_Stated task_: Retype the data that follows line by line, exactly, and leave its pictures out.
────────
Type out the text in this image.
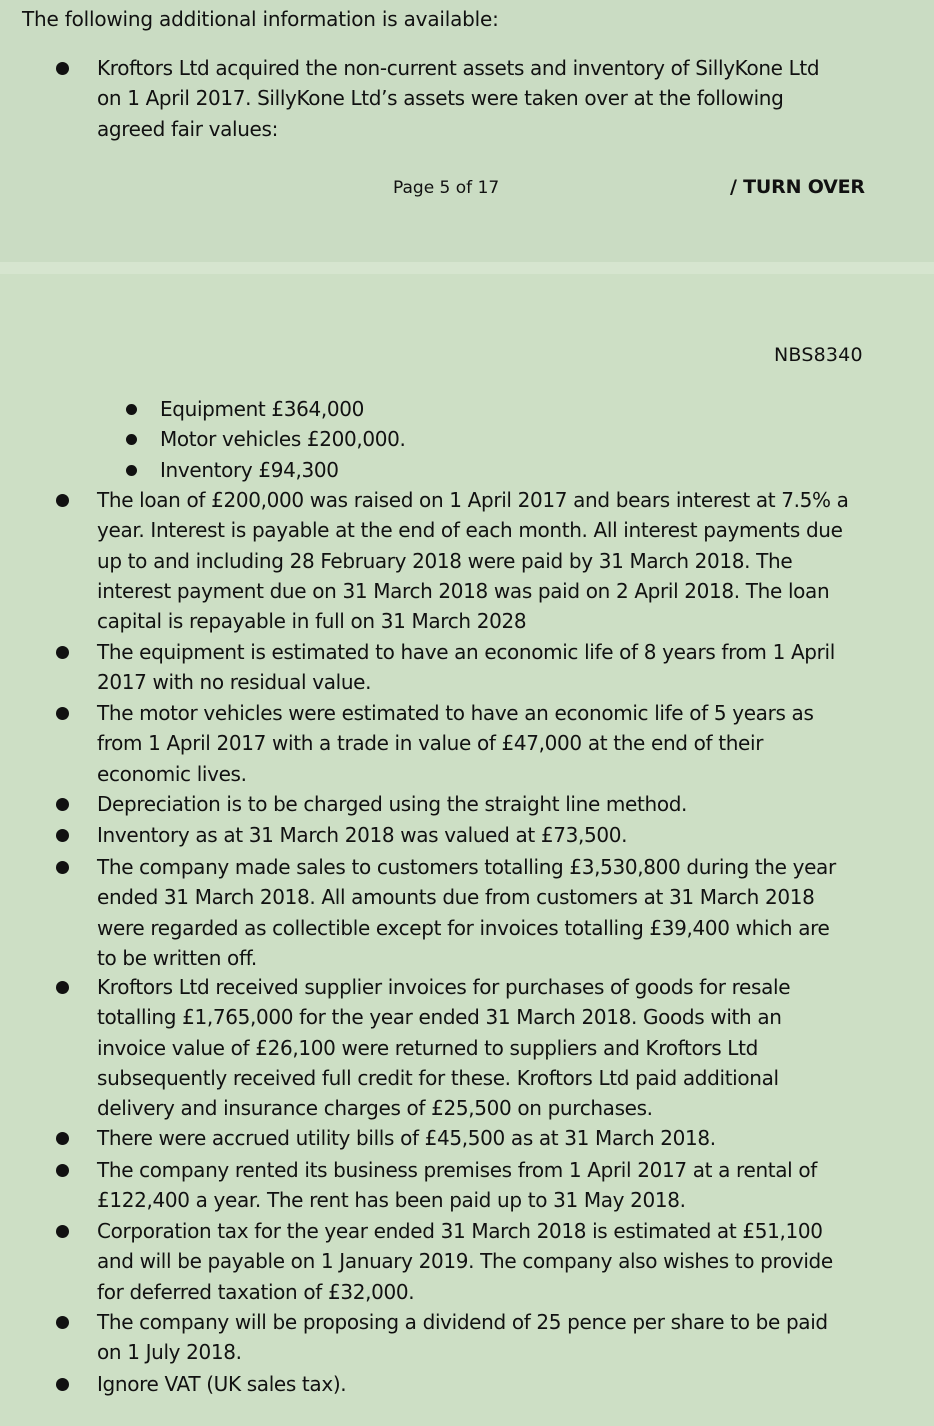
The following additional information is available:
Kroftors Ltd acquired the non-current assets and inventory of SillyKone Ltd
on 1 April 2017. SillyKone Ltd’s assets were taken over at the following
agreed fair values:
Page 5 of 17	/ TURN OVER
NBS8340
Equipment £364,000
Motor vehicles £200,000.
Inventory £94,300
The loan of £200,000 was raised on 1 April 2017 and bears interest at 7.5% a
year. Interest is payable at the end of each month. All interest payments due
up to and including 28 February 2018 were paid by 31 March 2018. The
interest payment due on 31 March 2018 was paid on 2 April 2018. The loan
capital is repayable in full on 31 March 2028
The equipment is estimated to have an economic life of 8 years from 1 April
2017 with no residual value.
The motor vehicles were estimated to have an economic life of 5 years as
from 1 April 2017 with a trade in value of £47,000 at the end of their
economic lives.
Depreciation is to be charged using the straight line method.
Inventory as at 31 March 2018 was valued at £73,500.
The company made sales to customers totalling £3,530,800 during the year
ended 31 March 2018. All amounts due from customers at 31 March 2018
were regarded as collectible except for invoices totalling £39,400 which are
to be written off.
Kroftors Ltd received supplier invoices for purchases of goods for resale
totalling £1,765,000 for the year ended 31 March 2018. Goods with an
invoice value of £26,100 were returned to suppliers and Kroftors Ltd
subsequently received full credit for these. Kroftors Ltd paid additional
delivery and insurance charges of £25,500 on purchases.
There were accrued utility bills of £45,500 as at 31 March 2018.
The company rented its business premises from 1 April 2017 at a rental of
£122,400 a year. The rent has been paid up to 31 May 2018.
Corporation tax for the year ended 31 March 2018 is estimated at £51,100
and will be payable on 1 January 2019. The company also wishes to provide
for deferred taxation of £32,000.
The company will be proposing a dividend of 25 pence per share to be paid
on 1 July 2018.
Ignore VAT (UK sales tax).
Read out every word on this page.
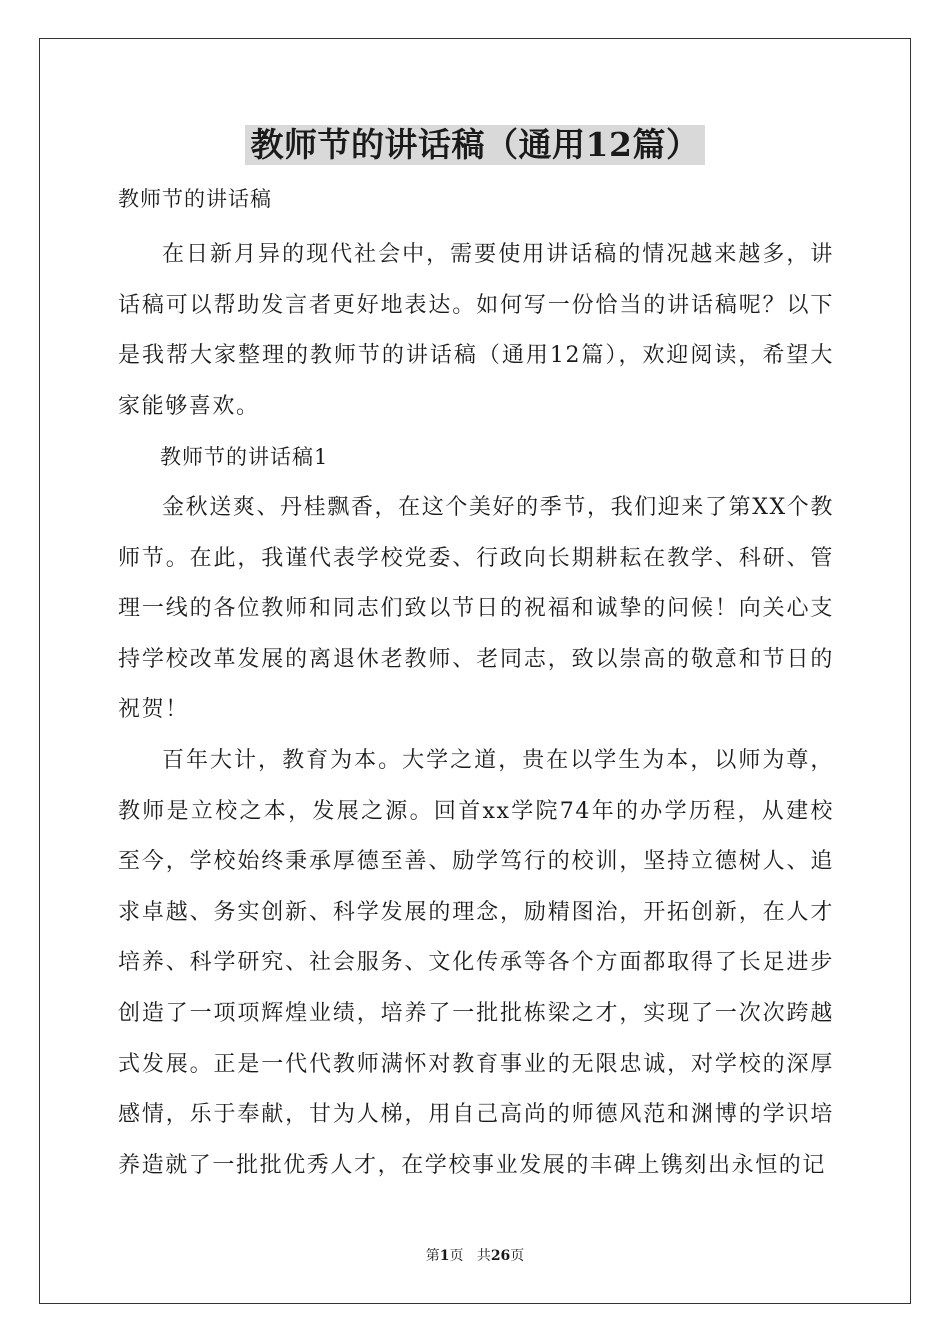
教师节的讲话稿（通用12篇）
教师节的讲话稿

在日新月异的现代社会中，需要使用讲话稿的情况越来越多，讲话稿可以帮助发言者更好地表达。如何写一份恰当的讲话稿呢？以下是我帮大家整理的教师节的讲话稿（通用12篇），欢迎阅读，希望大家能够喜欢。

教师节的讲话稿1

金秋送爽、丹桂飘香，在这个美好的季节，我们迎来了第XX个教师节。在此，我谨代表学校党委、行政向长期耕耘在教学、科研、管理一线的各位教师和同志们致以节日的祝福和诚挚的问候！向关心支持学校改革发展的离退休老教师、老同志，致以崇高的敬意和节日的祝贺！

百年大计，教育为本。大学之道，贵在以学生为本，以师为尊，教师是立校之本，发展之源。回首xx学院74年的办学历程，从建校至今，学校始终秉承厚德至善、励学笃行的校训，坚持立德树人、追求卓越、务实创新、科学发展的理念，励精图治，开拓创新，在人才培养、科学研究、社会服务、文化传承等各个方面都取得了长足进步创造了一项项辉煌业绩，培养了一批批栋梁之才，实现了一次次跨越式发展。正是一代代教师满怀对教育事业的无限忠诚，对学校的深厚感情，乐于奉献，甘为人梯，用自己高尚的师德风范和渊博的学识培养造就了一批批优秀人才，在学校事业发展的丰碑上镌刻出永恒的记

第1页 共26页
────────
_Exercise solution_:
Type out the text in this image.
The following additional information is available:
Kroftors Ltd acquired the non-current assets and inventory of SillyKone Ltd
on 1 April 2017. SillyKone Ltd’s assets were taken over at the following
agreed fair values:
Page 5 of 17	/ TURN OVER
NBS8340
Equipment £364,000
Motor vehicles £200,000.
Inventory £94,300
The loan of £200,000 was raised on 1 April 2017 and bears interest at 7.5% a
year. Interest is payable at the end of each month. All interest payments due
up to and including 28 February 2018 were paid by 31 March 2018. The
interest payment due on 31 March 2018 was paid on 2 April 2018. The loan
capital is repayable in full on 31 March 2028
The equipment is estimated to have an economic life of 8 years from 1 April
2017 with no residual value.
The motor vehicles were estimated to have an economic life of 5 years as
from 1 April 2017 with a trade in value of £47,000 at the end of their
economic lives.
Depreciation is to be charged using the straight line method.
Inventory as at 31 March 2018 was valued at £73,500.
The company made sales to customers totalling £3,530,800 during the year
ended 31 March 2018. All amounts due from customers at 31 March 2018
were regarded as collectible except for invoices totalling £39,400 which are
to be written off.
Kroftors Ltd received supplier invoices for purchases of goods for resale
totalling £1,765,000 for the year ended 31 March 2018. Goods with an
invoice value of £26,100 were returned to suppliers and Kroftors Ltd
subsequently received full credit for these. Kroftors Ltd paid additional
delivery and insurance charges of £25,500 on purchases.
There were accrued utility bills of £45,500 as at 31 March 2018.
The company rented its business premises from 1 April 2017 at a rental of
£122,400 a year. The rent has been paid up to 31 May 2018.
Corporation tax for the year ended 31 March 2018 is estimated at £51,100
and will be payable on 1 January 2019. The company also wishes to provide
for deferred taxation of £32,000.
The company will be proposing a dividend of 25 pence per share to be paid
on 1 July 2018.
Ignore VAT (UK sales tax).
Read out every word on this page.
教师节的讲话稿（通用12篇）
教师节的讲话稿

在日新月异的现代社会中，需要使用讲话稿的情况越来越多，讲话稿可以帮助发言者更好地表达。如何写一份恰当的讲话稿呢？以下是我帮大家整理的教师节的讲话稿（通用12篇），欢迎阅读，希望大家能够喜欢。

教师节的讲话稿1

金秋送爽、丹桂飘香，在这个美好的季节，我们迎来了第XX个教师节。在此，我谨代表学校党委、行政向长期耕耘在教学、科研、管理一线的各位教师和同志们致以节日的祝福和诚挚的问候！向关心支持学校改革发展的离退休老教师、老同志，致以崇高的敬意和节日的祝贺！

百年大计，教育为本。大学之道，贵在以学生为本，以师为尊，教师是立校之本，发展之源。回首xx学院74年的办学历程，从建校至今，学校始终秉承厚德至善、励学笃行的校训，坚持立德树人、追求卓越、务实创新、科学发展的理念，励精图治，开拓创新，在人才培养、科学研究、社会服务、文化传承等各个方面都取得了长足进步创造了一项项辉煌业绩，培养了一批批栋梁之才，实现了一次次跨越式发展。正是一代代教师满怀对教育事业的无限忠诚，对学校的深厚感情，乐于奉献，甘为人梯，用自己高尚的师德风范和渊博的学识培养造就了一批批优秀人才，在学校事业发展的丰碑上镌刻出永恒的记

第1页 共26页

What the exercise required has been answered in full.